Problem to work on: Pictures within the data are to be left out; everything else must be reproduced exactly.

◇ ◇ ◇

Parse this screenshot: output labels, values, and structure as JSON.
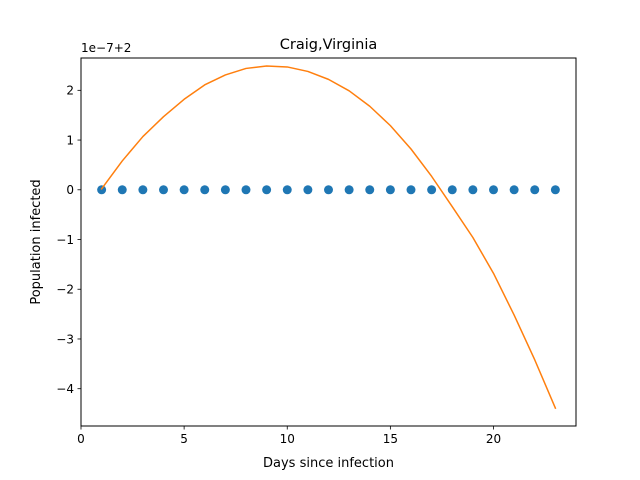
{
  "chart_data": {
    "type": "scatter+line",
    "title": "Craig,Virginia",
    "xlabel": "Days since infection",
    "ylabel": "Population infected",
    "offset_text": "1e−7+2",
    "xlim": [
      0,
      24
    ],
    "ylim": [
      -4.75,
      2.65
    ],
    "x_ticks": [
      0,
      5,
      10,
      15,
      20
    ],
    "x_tick_labels": [
      "0",
      "5",
      "10",
      "15",
      "20"
    ],
    "y_ticks": [
      -4,
      -3,
      -2,
      -1,
      0,
      1,
      2
    ],
    "y_tick_labels": [
      "−4",
      "−3",
      "−2",
      "−1",
      "0",
      "1",
      "2"
    ],
    "grid": false,
    "series": [
      {
        "kind": "scatter",
        "color": "#1f77b4",
        "x": [
          1,
          2,
          3,
          4,
          5,
          6,
          7,
          8,
          9,
          10,
          11,
          12,
          13,
          14,
          15,
          16,
          17,
          18,
          19,
          20,
          21,
          22,
          23
        ],
        "y": [
          0,
          0,
          0,
          0,
          0,
          0,
          0,
          0,
          0,
          0,
          0,
          0,
          0,
          0,
          0,
          0,
          0,
          0,
          0,
          0,
          0,
          0,
          0
        ]
      },
      {
        "kind": "line",
        "color": "#ff7f0e",
        "x": [
          1,
          2,
          3,
          4,
          5,
          6,
          7,
          8,
          9,
          10,
          11,
          12,
          13,
          14,
          15,
          16,
          17,
          18,
          19,
          20,
          21,
          22,
          23
        ],
        "y": [
          0.02,
          0.58,
          1.07,
          1.47,
          1.82,
          2.11,
          2.31,
          2.44,
          2.49,
          2.47,
          2.38,
          2.22,
          1.99,
          1.68,
          1.29,
          0.82,
          0.27,
          -0.34,
          -0.96,
          -1.68,
          -2.52,
          -3.42,
          -4.39
        ]
      }
    ]
  }
}
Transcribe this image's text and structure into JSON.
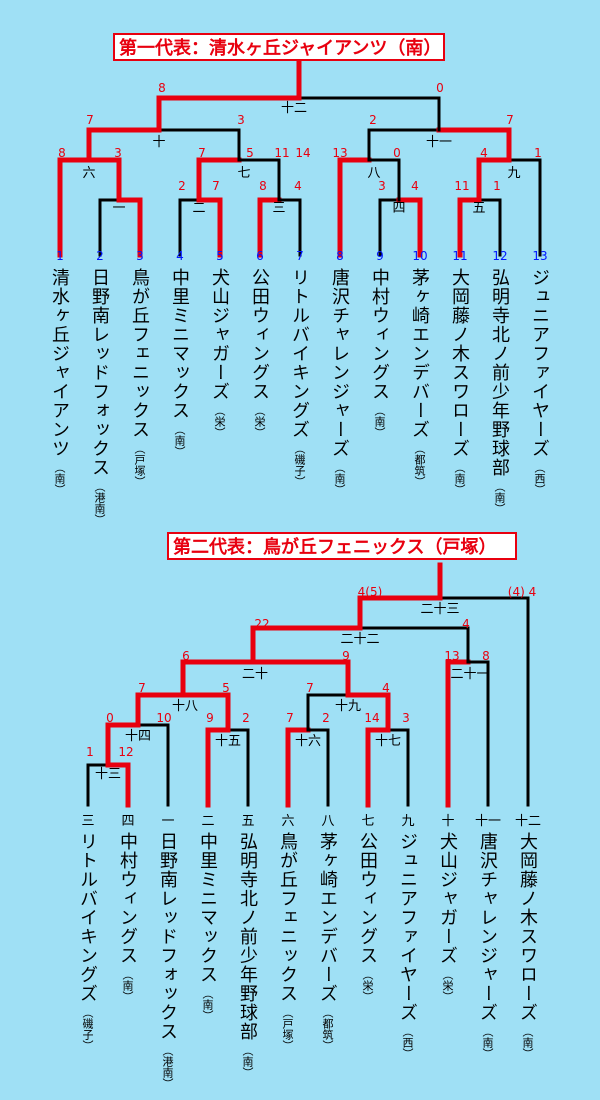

◇ ◇ ◇

Written answer:
Parse this screenshot: output labels, values, and structure as JSON.
{
  "chart_data": {
    "type": "scatter+line",
    "title": "Craig,Virginia",
    "xlabel": "Days since infection",
    "ylabel": "Population infected",
    "offset_text": "1e−7+2",
    "xlim": [
      0,
      24
    ],
    "ylim": [
      -4.75,
      2.65
    ],
    "x_ticks": [
      0,
      5,
      10,
      15,
      20
    ],
    "x_tick_labels": [
      "0",
      "5",
      "10",
      "15",
      "20"
    ],
    "y_ticks": [
      -4,
      -3,
      -2,
      -1,
      0,
      1,
      2
    ],
    "y_tick_labels": [
      "−4",
      "−3",
      "−2",
      "−1",
      "0",
      "1",
      "2"
    ],
    "grid": false,
    "series": [
      {
        "kind": "scatter",
        "color": "#1f77b4",
        "x": [
          1,
          2,
          3,
          4,
          5,
          6,
          7,
          8,
          9,
          10,
          11,
          12,
          13,
          14,
          15,
          16,
          17,
          18,
          19,
          20,
          21,
          22,
          23
        ],
        "y": [
          0,
          0,
          0,
          0,
          0,
          0,
          0,
          0,
          0,
          0,
          0,
          0,
          0,
          0,
          0,
          0,
          0,
          0,
          0,
          0,
          0,
          0,
          0
        ]
      },
      {
        "kind": "line",
        "color": "#ff7f0e",
        "x": [
          1,
          2,
          3,
          4,
          5,
          6,
          7,
          8,
          9,
          10,
          11,
          12,
          13,
          14,
          15,
          16,
          17,
          18,
          19,
          20,
          21,
          22,
          23
        ],
        "y": [
          0.02,
          0.58,
          1.07,
          1.47,
          1.82,
          2.11,
          2.31,
          2.44,
          2.49,
          2.47,
          2.38,
          2.22,
          1.99,
          1.68,
          1.29,
          0.82,
          0.27,
          -0.34,
          -0.96,
          -1.68,
          -2.52,
          -3.42,
          -4.39
        ]
      }
    ]
  }
}
Transcribe this image's text and structure into JSON.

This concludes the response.